[Entries from a page text dataset]
<<<<
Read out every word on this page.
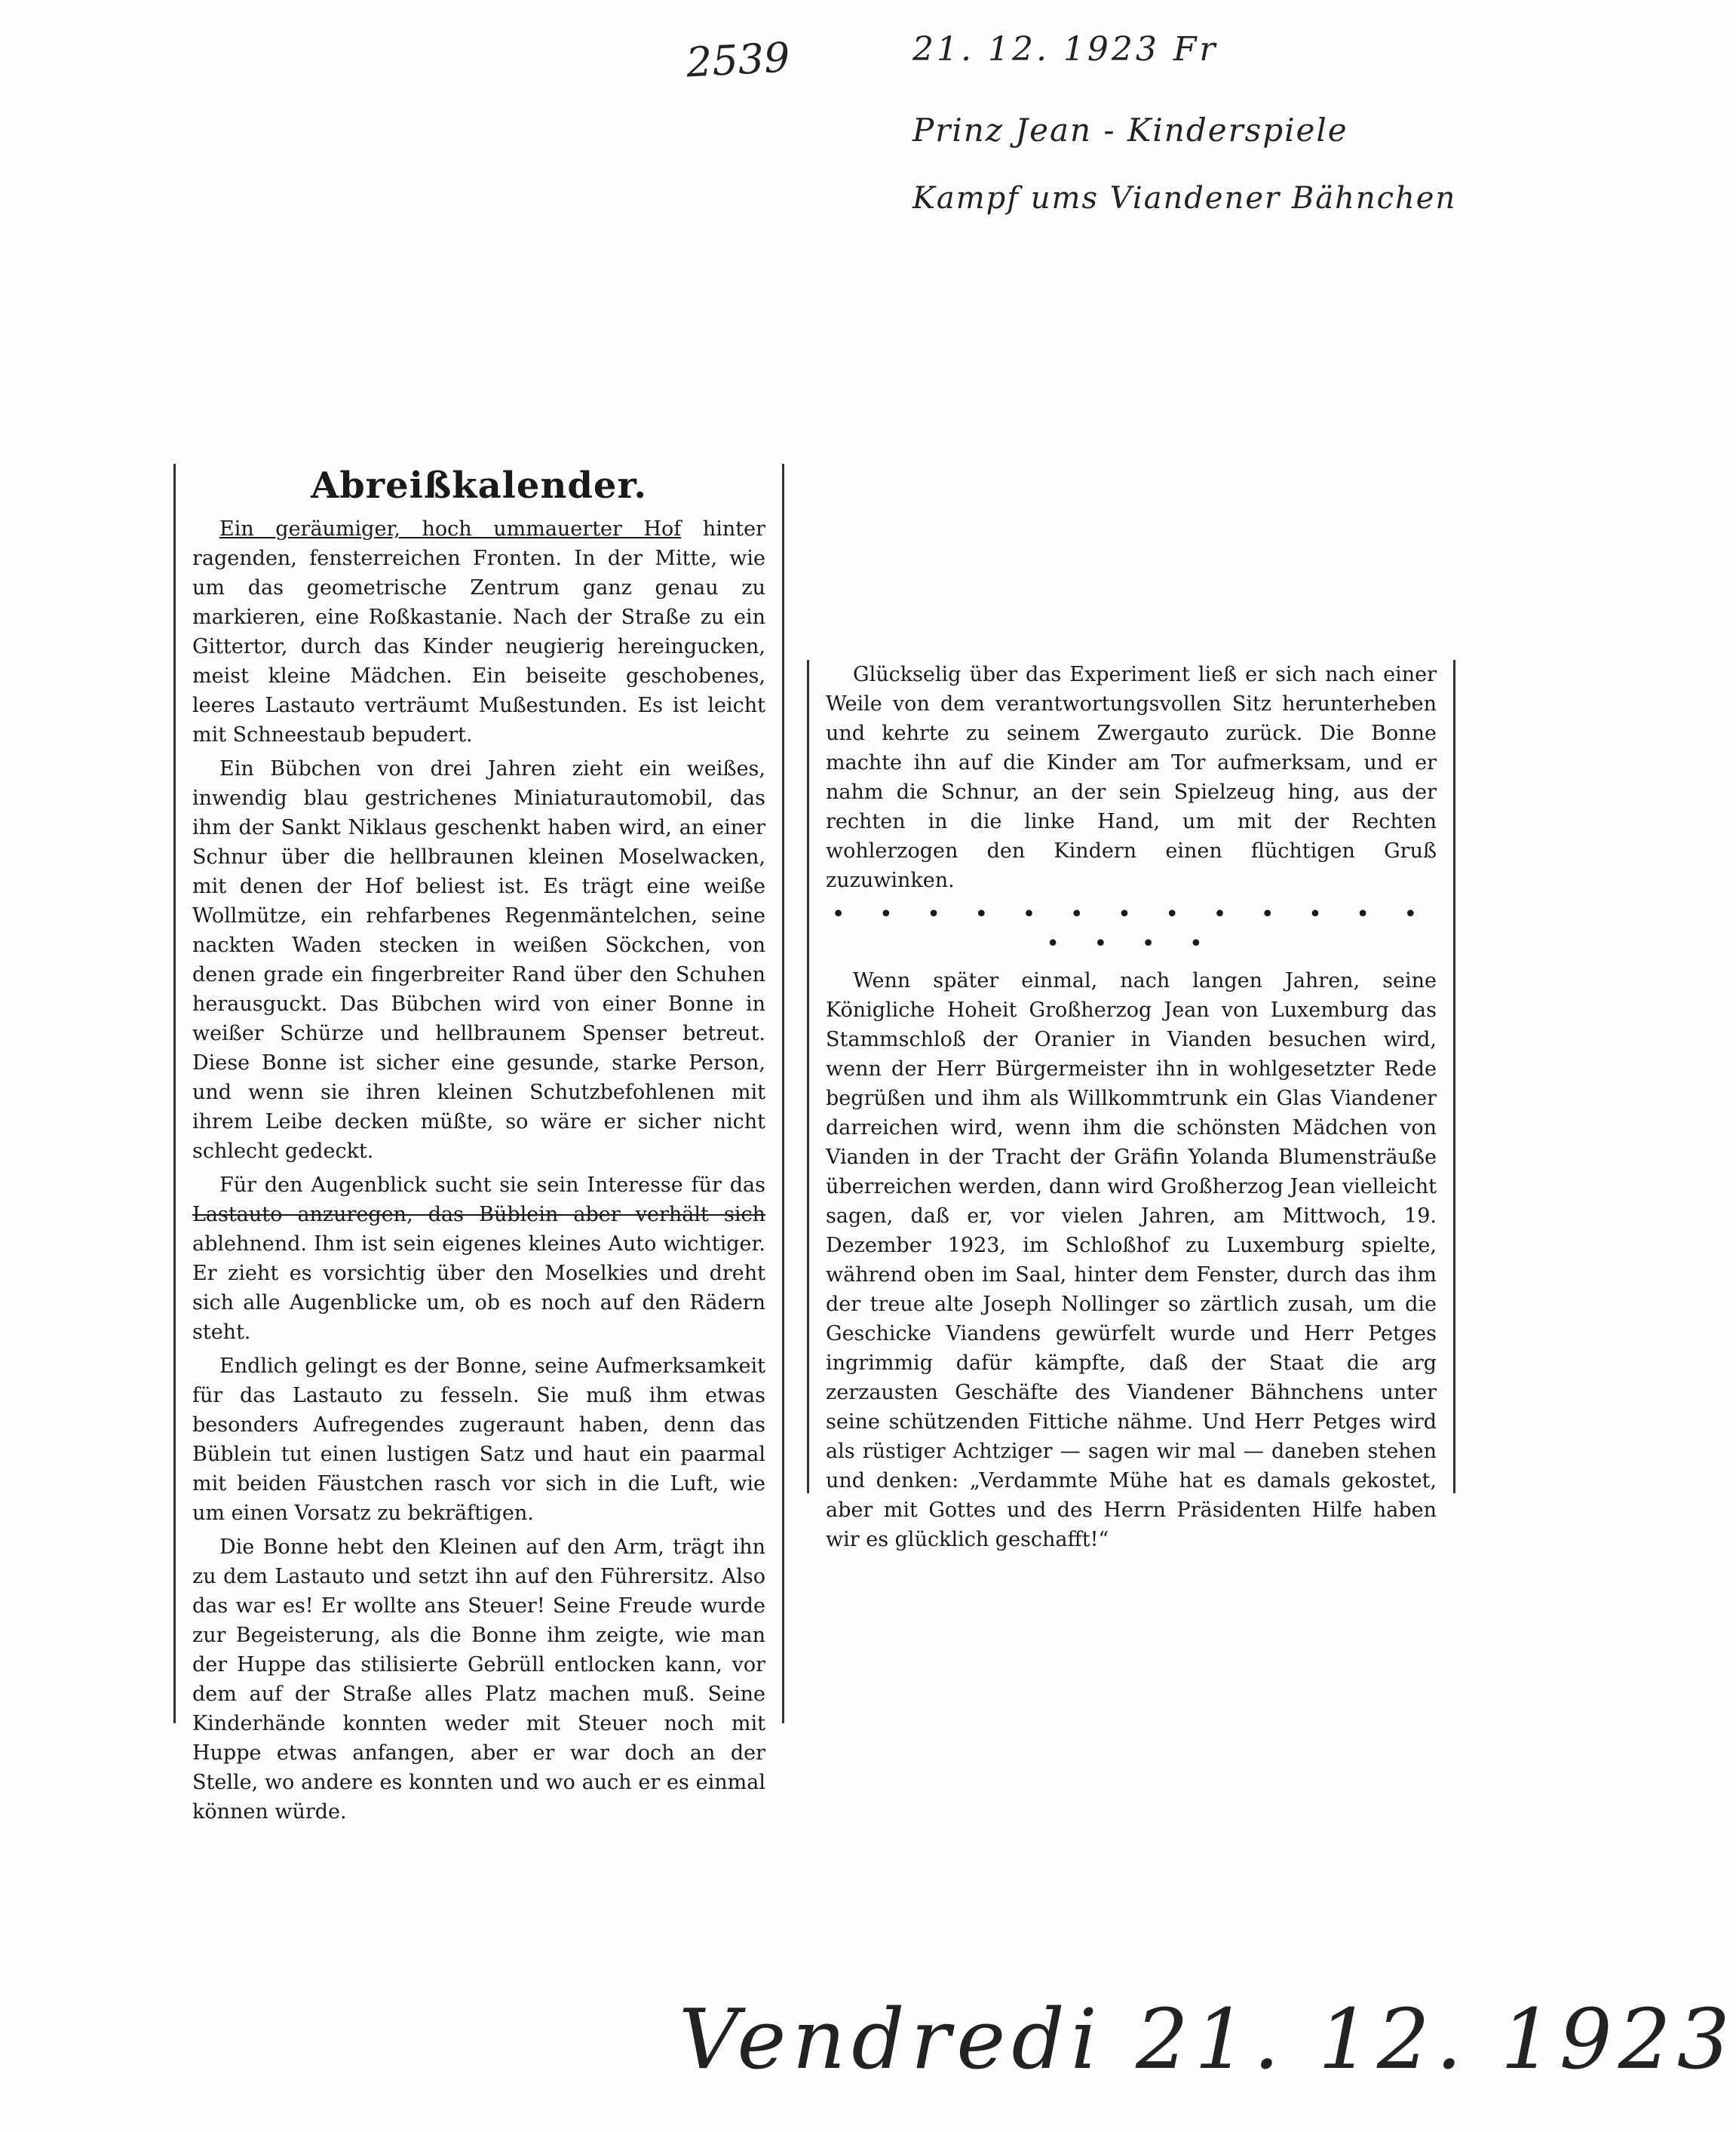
2539	21. 12. 1923 Fr
Prinz Jean - Kinderspiele
Kampf ums Viandener Bähnchen
Abreißkalender.

Ein geräumiger, hoch ummauerter Hof hinter ragenden, fensterreichen Fronten. In der Mitte, wie um das geometrische Zentrum ganz genau zu markieren, eine Roßkastanie. Nach der Straße zu ein Gittertor, durch das Kinder neugierig hereingucken, meist kleine Mädchen. Ein beiseite geschobenes, leeres Lastauto verträumt Mußestunden. Es ist leicht mit Schneestaub bepudert.

Ein Bübchen von drei Jahren zieht ein weißes, inwendig blau gestrichenes Miniaturautomobil, das ihm der Sankt Niklaus geschenkt haben wird, an einer Schnur über die hellbraunen kleinen Moselwacken, mit denen der Hof beliest ist. Es trägt eine weiße Wollmütze, ein rehfarbenes Regenmäntelchen, seine nackten Waden stecken in weißen Söckchen, von denen grade ein fingerbreiter Rand über den Schuhen herausguckt. Das Bübchen wird von einer Bonne in weißer Schürze und hellbraunem Spenser betreut. Diese Bonne ist sicher eine gesunde, starke Person, und wenn sie ihren kleinen Schutzbefohlenen mit ihrem Leibe decken müßte, so wäre er sicher nicht schlecht gedeckt.

Für den Augenblick sucht sie sein Interesse für das Lastauto anzuregen, das Büblein aber verhält sich ablehnend. Ihm ist sein eigenes kleines Auto wichtiger. Er zieht es vorsichtig über den Moselkies und dreht sich alle Augenblicke um, ob es noch auf den Rädern steht.

Endlich gelingt es der Bonne, seine Aufmerksamkeit für das Lastauto zu fesseln. Sie muß ihm etwas besonders Aufregendes zugeraunt haben, denn das Büblein tut einen lustigen Satz und haut ein paarmal mit beiden Fäustchen rasch vor sich in die Luft, wie um einen Vorsatz zu bekräftigen.

Die Bonne hebt den Kleinen auf den Arm, trägt ihn zu dem Lastauto und setzt ihn auf den Führersitz. Also das war es! Er wollte ans Steuer! Seine Freude wurde zur Begeisterung, als die Bonne ihm zeigte, wie man der Huppe das stilisierte Gebrüll entlocken kann, vor dem auf der Straße alles Platz machen muß. Seine Kinderhände konnten weder mit Steuer noch mit Huppe etwas anfangen, aber er war doch an der Stelle, wo andere es konnten und wo auch er es einmal können würde.

Glückselig über das Experiment ließ er sich nach einer Weile von dem verantwortungsvollen Sitz herunterheben und kehrte zu seinem Zwergauto zurück. Die Bonne machte ihn auf die Kinder am Tor aufmerksam, und er nahm die Schnur, an der sein Spielzeug hing, aus der rechten in die linke Hand, um mit der Rechten wohlerzogen den Kindern einen flüchtigen Gruß zuzuwinken.

• • • • • • • • • • • • • • • • •

Wenn später einmal, nach langen Jahren, seine Königliche Hoheit Großherzog Jean von Luxemburg das Stammschloß der Oranier in Vianden besuchen wird, wenn der Herr Bürgermeister ihn in wohlgesetzter Rede begrüßen und ihm als Willkommtrunk ein Glas Viandener darreichen wird, wenn ihm die schönsten Mädchen von Vianden in der Tracht der Gräfin Yolanda Blumensträuße überreichen werden, dann wird Großherzog Jean vielleicht sagen, daß er, vor vielen Jahren, am Mittwoch, 19. Dezember 1923, im Schloßhof zu Luxemburg spielte, während oben im Saal, hinter dem Fenster, durch das ihm der treue alte Joseph Nollinger so zärtlich zusah, um die Geschicke Viandens gewürfelt wurde und Herr Petges ingrimmig dafür kämpfte, daß der Staat die arg zerzausten Geschäfte des Viandener Bähnchens unter seine schützenden Fittiche nähme. Und Herr Petges wird als rüstiger Achtziger — sagen wir mal — daneben stehen und denken: „Verdammte Mühe hat es damals gekostet, aber mit Gottes und des Herrn Präsidenten Hilfe haben wir es glücklich geschafft!“

Vendredi 21. 12. 1923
>>>>
Quote the records in full and exactly; skip any image.

Read out every word on this page.
2539	21. 12. 1923 Fr
Prinz Jean - Kinderspiele
Kampf ums Viandener Bähnchen
Abreißkalender.

Ein geräumiger, hoch ummauerter Hof hinter ragenden, fensterreichen Fronten. In der Mitte, wie um das geometrische Zentrum ganz genau zu markieren, eine Roßkastanie. Nach der Straße zu ein Gittertor, durch das Kinder neugierig hereingucken, meist kleine Mädchen. Ein beiseite geschobenes, leeres Lastauto verträumt Mußestunden. Es ist leicht mit Schneestaub bepudert.

Ein Bübchen von drei Jahren zieht ein weißes, inwendig blau gestrichenes Miniaturautomobil, das ihm der Sankt Niklaus geschenkt haben wird, an einer Schnur über die hellbraunen kleinen Moselwacken, mit denen der Hof beliest ist. Es trägt eine weiße Wollmütze, ein rehfarbenes Regenmäntelchen, seine nackten Waden stecken in weißen Söckchen, von denen grade ein fingerbreiter Rand über den Schuhen herausguckt. Das Bübchen wird von einer Bonne in weißer Schürze und hellbraunem Spenser betreut. Diese Bonne ist sicher eine gesunde, starke Person, und wenn sie ihren kleinen Schutzbefohlenen mit ihrem Leibe decken müßte, so wäre er sicher nicht schlecht gedeckt.

Für den Augenblick sucht sie sein Interesse für das Lastauto anzuregen, das Büblein aber verhält sich ablehnend. Ihm ist sein eigenes kleines Auto wichtiger. Er zieht es vorsichtig über den Moselkies und dreht sich alle Augenblicke um, ob es noch auf den Rädern steht.

Endlich gelingt es der Bonne, seine Aufmerksamkeit für das Lastauto zu fesseln. Sie muß ihm etwas besonders Aufregendes zugeraunt haben, denn das Büblein tut einen lustigen Satz und haut ein paarmal mit beiden Fäustchen rasch vor sich in die Luft, wie um einen Vorsatz zu bekräftigen.

Die Bonne hebt den Kleinen auf den Arm, trägt ihn zu dem Lastauto und setzt ihn auf den Führersitz. Also das war es! Er wollte ans Steuer! Seine Freude wurde zur Begeisterung, als die Bonne ihm zeigte, wie man der Huppe das stilisierte Gebrüll entlocken kann, vor dem auf der Straße alles Platz machen muß. Seine Kinderhände konnten weder mit Steuer noch mit Huppe etwas anfangen, aber er war doch an der Stelle, wo andere es konnten und wo auch er es einmal können würde.

Glückselig über das Experiment ließ er sich nach einer Weile von dem verantwortungsvollen Sitz herunterheben und kehrte zu seinem Zwergauto zurück. Die Bonne machte ihn auf die Kinder am Tor aufmerksam, und er nahm die Schnur, an der sein Spielzeug hing, aus der rechten in die linke Hand, um mit der Rechten wohlerzogen den Kindern einen flüchtigen Gruß zuzuwinken.

• • • • • • • • • • • • • • • • •

Wenn später einmal, nach langen Jahren, seine Königliche Hoheit Großherzog Jean von Luxemburg das Stammschloß der Oranier in Vianden besuchen wird, wenn der Herr Bürgermeister ihn in wohlgesetzter Rede begrüßen und ihm als Willkommtrunk ein Glas Viandener darreichen wird, wenn ihm die schönsten Mädchen von Vianden in der Tracht der Gräfin Yolanda Blumensträuße überreichen werden, dann wird Großherzog Jean vielleicht sagen, daß er, vor vielen Jahren, am Mittwoch, 19. Dezember 1923, im Schloßhof zu Luxemburg spielte, während oben im Saal, hinter dem Fenster, durch das ihm der treue alte Joseph Nollinger so zärtlich zusah, um die Geschicke Viandens gewürfelt wurde und Herr Petges ingrimmig dafür kämpfte, daß der Staat die arg zerzausten Geschäfte des Viandener Bähnchens unter seine schützenden Fittiche nähme. Und Herr Petges wird als rüstiger Achtziger — sagen wir mal — daneben stehen und denken: „Verdammte Mühe hat es damals gekostet, aber mit Gottes und des Herrn Präsidenten Hilfe haben wir es glücklich geschafft!“

Vendredi 21. 12. 1923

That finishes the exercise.